**INSTRUCTIONS TO FOLLOW:**
Report every line from the following entries that contains the string "Passau".

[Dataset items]
--- START ---
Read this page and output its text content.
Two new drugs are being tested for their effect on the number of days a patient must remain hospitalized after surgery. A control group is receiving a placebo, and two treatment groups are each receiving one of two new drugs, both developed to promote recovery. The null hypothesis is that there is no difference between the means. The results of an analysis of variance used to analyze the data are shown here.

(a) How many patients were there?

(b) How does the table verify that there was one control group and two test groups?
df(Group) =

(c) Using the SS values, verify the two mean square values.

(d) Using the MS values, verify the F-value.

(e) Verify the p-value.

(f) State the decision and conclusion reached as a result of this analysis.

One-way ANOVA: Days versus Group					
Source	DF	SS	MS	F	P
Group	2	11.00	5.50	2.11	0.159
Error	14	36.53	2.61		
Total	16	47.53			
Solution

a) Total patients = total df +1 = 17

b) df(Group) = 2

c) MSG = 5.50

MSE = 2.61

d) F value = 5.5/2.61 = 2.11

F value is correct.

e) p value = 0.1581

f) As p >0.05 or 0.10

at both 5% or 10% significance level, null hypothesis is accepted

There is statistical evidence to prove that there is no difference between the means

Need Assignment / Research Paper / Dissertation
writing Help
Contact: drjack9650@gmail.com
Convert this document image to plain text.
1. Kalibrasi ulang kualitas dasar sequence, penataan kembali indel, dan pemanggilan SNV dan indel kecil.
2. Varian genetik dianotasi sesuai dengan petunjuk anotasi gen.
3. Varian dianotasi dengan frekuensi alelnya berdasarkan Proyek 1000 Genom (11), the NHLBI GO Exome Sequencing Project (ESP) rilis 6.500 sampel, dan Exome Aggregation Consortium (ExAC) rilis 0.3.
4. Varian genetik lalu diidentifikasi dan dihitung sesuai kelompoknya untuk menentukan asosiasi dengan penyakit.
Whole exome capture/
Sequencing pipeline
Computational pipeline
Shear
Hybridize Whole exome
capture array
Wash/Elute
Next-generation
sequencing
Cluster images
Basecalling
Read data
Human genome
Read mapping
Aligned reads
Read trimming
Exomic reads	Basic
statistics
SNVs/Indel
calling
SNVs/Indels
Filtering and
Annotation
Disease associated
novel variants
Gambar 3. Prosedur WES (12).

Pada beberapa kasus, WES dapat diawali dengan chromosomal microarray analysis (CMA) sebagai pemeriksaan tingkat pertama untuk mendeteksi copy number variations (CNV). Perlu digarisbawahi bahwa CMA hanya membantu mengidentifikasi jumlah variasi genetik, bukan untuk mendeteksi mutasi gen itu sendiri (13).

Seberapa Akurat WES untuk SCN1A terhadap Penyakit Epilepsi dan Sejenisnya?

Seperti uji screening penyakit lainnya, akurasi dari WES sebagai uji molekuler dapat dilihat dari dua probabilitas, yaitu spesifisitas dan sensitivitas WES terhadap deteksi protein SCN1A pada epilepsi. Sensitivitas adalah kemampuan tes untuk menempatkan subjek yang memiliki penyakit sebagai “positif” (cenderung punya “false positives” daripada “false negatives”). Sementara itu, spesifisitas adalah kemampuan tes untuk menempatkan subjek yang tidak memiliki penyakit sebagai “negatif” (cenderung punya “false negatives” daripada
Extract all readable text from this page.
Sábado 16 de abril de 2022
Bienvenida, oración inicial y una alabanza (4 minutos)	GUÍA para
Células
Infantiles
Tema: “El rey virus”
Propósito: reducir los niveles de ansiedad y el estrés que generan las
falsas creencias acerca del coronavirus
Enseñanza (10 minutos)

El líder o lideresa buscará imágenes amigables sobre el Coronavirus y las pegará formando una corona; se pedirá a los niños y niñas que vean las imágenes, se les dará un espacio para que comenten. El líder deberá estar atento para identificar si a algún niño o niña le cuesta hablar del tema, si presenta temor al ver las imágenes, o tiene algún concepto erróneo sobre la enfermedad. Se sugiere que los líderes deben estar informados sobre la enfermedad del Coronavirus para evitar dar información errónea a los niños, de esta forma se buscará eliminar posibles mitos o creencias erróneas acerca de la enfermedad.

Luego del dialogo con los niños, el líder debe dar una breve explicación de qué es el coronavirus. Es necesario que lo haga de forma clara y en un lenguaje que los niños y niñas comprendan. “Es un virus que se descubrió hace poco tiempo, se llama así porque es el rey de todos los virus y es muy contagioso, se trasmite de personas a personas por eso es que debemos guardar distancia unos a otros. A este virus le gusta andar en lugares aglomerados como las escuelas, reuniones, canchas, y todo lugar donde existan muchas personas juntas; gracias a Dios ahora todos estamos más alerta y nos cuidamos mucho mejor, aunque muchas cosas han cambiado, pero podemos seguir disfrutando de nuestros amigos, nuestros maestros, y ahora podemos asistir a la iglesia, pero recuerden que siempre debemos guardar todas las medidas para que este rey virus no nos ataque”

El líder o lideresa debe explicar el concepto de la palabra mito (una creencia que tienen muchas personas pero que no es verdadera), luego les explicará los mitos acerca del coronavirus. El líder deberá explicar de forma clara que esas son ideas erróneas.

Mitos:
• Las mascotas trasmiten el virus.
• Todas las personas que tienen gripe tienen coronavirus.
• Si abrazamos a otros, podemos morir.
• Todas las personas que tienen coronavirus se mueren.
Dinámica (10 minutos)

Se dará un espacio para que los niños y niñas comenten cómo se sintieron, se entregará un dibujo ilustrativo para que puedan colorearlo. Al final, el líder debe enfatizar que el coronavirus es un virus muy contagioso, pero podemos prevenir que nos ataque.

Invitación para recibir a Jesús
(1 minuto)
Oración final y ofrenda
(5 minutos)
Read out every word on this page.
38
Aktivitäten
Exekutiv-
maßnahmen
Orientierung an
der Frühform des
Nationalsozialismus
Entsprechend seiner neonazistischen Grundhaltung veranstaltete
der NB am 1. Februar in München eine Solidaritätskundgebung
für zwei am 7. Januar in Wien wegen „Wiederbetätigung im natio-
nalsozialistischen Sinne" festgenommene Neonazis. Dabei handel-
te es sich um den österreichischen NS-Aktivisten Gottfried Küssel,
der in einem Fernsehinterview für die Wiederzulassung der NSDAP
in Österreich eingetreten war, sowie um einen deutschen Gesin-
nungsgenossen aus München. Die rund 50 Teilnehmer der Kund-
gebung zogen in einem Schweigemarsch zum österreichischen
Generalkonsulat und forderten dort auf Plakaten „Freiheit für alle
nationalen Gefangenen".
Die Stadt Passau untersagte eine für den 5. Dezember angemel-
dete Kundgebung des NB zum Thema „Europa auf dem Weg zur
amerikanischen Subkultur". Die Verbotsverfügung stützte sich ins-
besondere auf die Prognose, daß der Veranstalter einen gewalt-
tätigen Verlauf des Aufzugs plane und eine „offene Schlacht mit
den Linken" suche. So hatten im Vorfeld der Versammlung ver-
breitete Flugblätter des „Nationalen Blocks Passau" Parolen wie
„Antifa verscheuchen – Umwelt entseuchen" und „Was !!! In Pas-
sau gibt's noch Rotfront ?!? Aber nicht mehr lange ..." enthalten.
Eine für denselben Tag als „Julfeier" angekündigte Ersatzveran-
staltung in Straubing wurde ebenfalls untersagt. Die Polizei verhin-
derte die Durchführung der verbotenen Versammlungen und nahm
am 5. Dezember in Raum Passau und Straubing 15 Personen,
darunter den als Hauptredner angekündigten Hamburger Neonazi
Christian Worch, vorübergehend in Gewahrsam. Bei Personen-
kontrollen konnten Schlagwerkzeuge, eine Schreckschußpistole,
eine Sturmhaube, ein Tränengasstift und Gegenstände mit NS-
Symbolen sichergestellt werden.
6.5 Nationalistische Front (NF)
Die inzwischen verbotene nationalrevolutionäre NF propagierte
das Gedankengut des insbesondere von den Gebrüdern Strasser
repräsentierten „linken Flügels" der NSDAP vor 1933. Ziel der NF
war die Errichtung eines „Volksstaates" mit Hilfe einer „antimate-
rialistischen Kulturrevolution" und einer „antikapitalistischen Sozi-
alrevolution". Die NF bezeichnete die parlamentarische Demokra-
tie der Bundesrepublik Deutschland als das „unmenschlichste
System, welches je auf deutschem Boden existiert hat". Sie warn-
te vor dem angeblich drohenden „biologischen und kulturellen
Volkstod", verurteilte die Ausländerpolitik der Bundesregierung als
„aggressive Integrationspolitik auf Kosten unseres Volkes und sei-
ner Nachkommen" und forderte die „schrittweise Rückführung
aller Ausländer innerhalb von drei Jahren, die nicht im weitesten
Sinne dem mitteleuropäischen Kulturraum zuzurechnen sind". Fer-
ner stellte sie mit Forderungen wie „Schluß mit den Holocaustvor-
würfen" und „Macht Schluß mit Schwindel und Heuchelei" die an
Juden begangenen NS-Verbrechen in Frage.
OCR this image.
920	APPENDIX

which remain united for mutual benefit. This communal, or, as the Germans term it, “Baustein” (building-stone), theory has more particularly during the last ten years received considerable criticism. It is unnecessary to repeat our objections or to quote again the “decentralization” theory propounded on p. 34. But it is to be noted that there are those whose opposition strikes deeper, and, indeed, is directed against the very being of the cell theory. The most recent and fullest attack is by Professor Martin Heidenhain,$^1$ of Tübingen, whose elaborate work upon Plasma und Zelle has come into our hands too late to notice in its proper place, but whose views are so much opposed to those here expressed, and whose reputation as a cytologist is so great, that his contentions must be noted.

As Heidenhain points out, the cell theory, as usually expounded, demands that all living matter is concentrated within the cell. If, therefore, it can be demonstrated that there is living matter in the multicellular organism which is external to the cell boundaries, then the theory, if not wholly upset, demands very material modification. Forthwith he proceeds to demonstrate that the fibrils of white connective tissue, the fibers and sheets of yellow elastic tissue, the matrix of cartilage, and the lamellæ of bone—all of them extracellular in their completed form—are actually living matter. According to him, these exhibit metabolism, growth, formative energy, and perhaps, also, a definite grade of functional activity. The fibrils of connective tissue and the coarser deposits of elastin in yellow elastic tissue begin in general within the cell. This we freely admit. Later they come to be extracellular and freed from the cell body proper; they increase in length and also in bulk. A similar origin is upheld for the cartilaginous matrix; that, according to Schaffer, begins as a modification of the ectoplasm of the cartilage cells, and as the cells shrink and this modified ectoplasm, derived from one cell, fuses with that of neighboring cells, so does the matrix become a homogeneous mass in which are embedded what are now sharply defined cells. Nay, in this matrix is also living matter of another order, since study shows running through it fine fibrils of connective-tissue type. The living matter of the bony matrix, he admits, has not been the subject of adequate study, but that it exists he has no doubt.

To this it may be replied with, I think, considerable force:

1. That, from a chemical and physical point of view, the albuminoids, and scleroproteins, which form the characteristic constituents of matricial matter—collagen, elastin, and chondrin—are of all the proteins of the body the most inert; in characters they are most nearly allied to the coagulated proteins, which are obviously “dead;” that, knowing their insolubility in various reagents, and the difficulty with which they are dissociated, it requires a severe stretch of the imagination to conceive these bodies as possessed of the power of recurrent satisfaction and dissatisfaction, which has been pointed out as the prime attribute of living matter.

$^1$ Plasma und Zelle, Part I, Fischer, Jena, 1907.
--- END ---
**RESULT OF THIS EXERCISE:**
Die Stadt Passau untersagte eine für den 5. Dezember angemel-
breitete Flugblätter des „Nationalen Blocks Passau" Parolen wie
am 5. Dezember in Raum Passau und Straubing 15 Personen,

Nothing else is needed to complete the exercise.